PROBLEM TO SOLVE: Output the material exactly, but drop every image it holds.

## begin DATA PROVIDED

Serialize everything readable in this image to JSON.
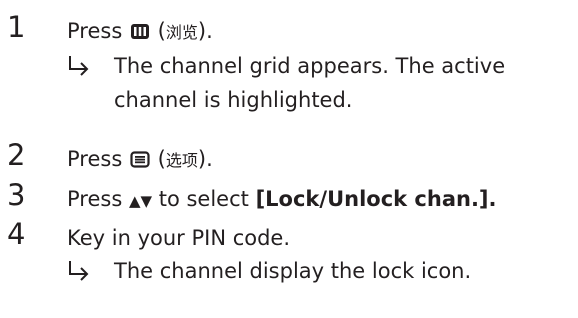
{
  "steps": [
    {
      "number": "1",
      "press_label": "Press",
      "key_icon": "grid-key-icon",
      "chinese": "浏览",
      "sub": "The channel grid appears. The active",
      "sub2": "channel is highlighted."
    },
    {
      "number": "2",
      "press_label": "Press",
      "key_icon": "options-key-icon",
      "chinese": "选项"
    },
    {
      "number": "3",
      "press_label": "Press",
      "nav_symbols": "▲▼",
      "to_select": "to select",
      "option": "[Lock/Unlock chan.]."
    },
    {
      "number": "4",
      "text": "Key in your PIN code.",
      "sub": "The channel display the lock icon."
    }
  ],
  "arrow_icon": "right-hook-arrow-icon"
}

## end DATA PROVIDED

EXERCISE SOLUTION:
Serialize everything readable in this image to JSON.
{
  "steps": [
    {
      "number": "1",
      "press_label": "Press",
      "key_icon": "grid-key-icon",
      "chinese": "浏览",
      "sub": "The channel grid appears. The active",
      "sub2": "channel is highlighted."
    },
    {
      "number": "2",
      "press_label": "Press",
      "key_icon": "options-key-icon",
      "chinese": "选项"
    },
    {
      "number": "3",
      "press_label": "Press",
      "nav_symbols": "▲▼",
      "to_select": "to select",
      "option": "[Lock/Unlock chan.]."
    },
    {
      "number": "4",
      "text": "Key in your PIN code.",
      "sub": "The channel display the lock icon."
    }
  ],
  "arrow_icon": "right-hook-arrow-icon"
}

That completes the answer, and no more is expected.